[start EXERCISE INPUTS]

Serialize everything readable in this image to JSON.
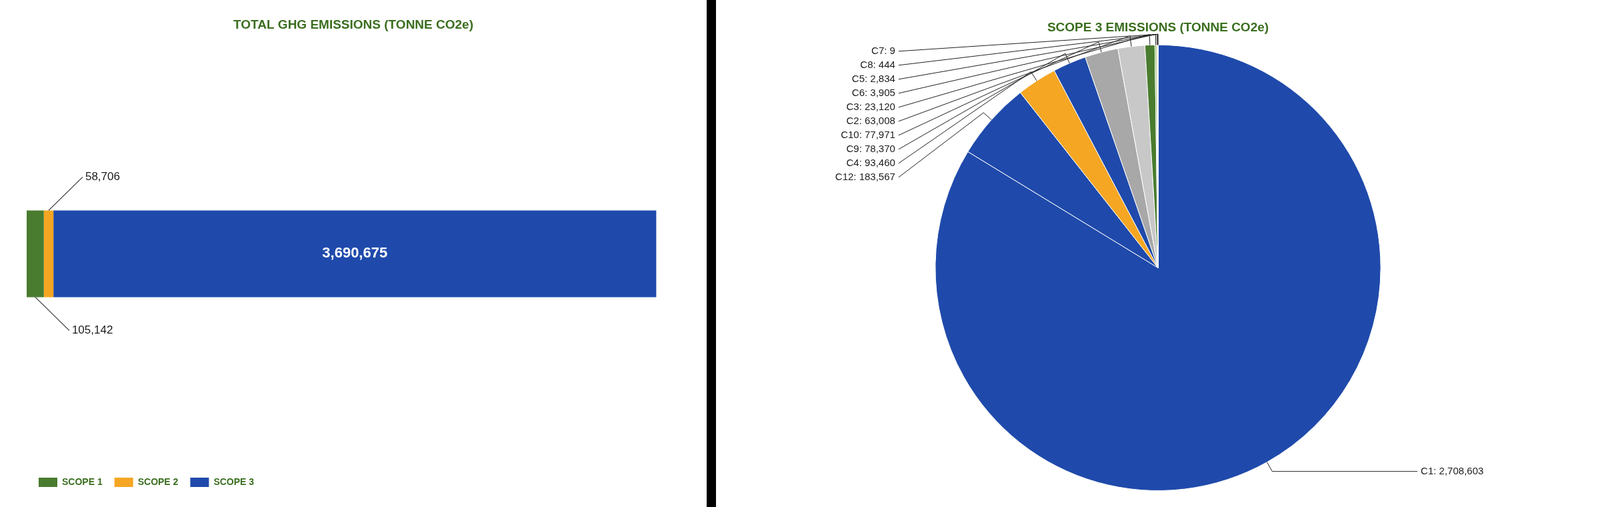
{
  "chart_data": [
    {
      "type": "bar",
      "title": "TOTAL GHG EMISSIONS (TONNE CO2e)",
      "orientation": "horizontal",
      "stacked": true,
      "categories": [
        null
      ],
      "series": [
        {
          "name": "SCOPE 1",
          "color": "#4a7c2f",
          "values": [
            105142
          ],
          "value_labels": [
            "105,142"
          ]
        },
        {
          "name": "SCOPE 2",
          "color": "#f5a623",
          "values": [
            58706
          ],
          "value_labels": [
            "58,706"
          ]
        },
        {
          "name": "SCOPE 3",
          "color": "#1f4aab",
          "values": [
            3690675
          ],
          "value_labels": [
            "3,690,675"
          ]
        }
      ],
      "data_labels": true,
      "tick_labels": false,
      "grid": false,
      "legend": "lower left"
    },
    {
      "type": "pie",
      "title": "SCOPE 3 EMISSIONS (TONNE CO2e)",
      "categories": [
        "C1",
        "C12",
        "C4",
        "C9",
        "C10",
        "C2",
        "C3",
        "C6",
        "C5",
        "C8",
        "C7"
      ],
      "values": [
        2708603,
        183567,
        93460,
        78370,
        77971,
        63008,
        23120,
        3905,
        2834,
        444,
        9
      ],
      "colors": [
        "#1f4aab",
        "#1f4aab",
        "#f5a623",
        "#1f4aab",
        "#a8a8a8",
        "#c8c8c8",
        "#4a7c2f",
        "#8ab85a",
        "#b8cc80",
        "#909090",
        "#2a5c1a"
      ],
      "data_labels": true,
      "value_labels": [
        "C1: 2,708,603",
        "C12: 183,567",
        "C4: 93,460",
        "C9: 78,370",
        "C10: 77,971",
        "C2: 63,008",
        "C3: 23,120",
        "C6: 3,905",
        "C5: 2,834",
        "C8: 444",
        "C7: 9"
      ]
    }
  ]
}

[end EXERCISE INPUTS]

# [DIRECTION]
Exclude the pictures. Write out the remaining data exactly.

# [EXERCISE OUTPUT]
Serialize everything readable in this image to JSON.
{
  "chart_data": [
    {
      "type": "bar",
      "title": "TOTAL GHG EMISSIONS (TONNE CO2e)",
      "orientation": "horizontal",
      "stacked": true,
      "categories": [
        null
      ],
      "series": [
        {
          "name": "SCOPE 1",
          "color": "#4a7c2f",
          "values": [
            105142
          ],
          "value_labels": [
            "105,142"
          ]
        },
        {
          "name": "SCOPE 2",
          "color": "#f5a623",
          "values": [
            58706
          ],
          "value_labels": [
            "58,706"
          ]
        },
        {
          "name": "SCOPE 3",
          "color": "#1f4aab",
          "values": [
            3690675
          ],
          "value_labels": [
            "3,690,675"
          ]
        }
      ],
      "data_labels": true,
      "tick_labels": false,
      "grid": false,
      "legend": "lower left"
    },
    {
      "type": "pie",
      "title": "SCOPE 3 EMISSIONS (TONNE CO2e)",
      "categories": [
        "C1",
        "C12",
        "C4",
        "C9",
        "C10",
        "C2",
        "C3",
        "C6",
        "C5",
        "C8",
        "C7"
      ],
      "values": [
        2708603,
        183567,
        93460,
        78370,
        77971,
        63008,
        23120,
        3905,
        2834,
        444,
        9
      ],
      "colors": [
        "#1f4aab",
        "#1f4aab",
        "#f5a623",
        "#1f4aab",
        "#a8a8a8",
        "#c8c8c8",
        "#4a7c2f",
        "#8ab85a",
        "#b8cc80",
        "#909090",
        "#2a5c1a"
      ],
      "data_labels": true,
      "value_labels": [
        "C1: 2,708,603",
        "C12: 183,567",
        "C4: 93,460",
        "C9: 78,370",
        "C10: 77,971",
        "C2: 63,008",
        "C3: 23,120",
        "C6: 3,905",
        "C5: 2,834",
        "C8: 444",
        "C7: 9"
      ]
    }
  ]
}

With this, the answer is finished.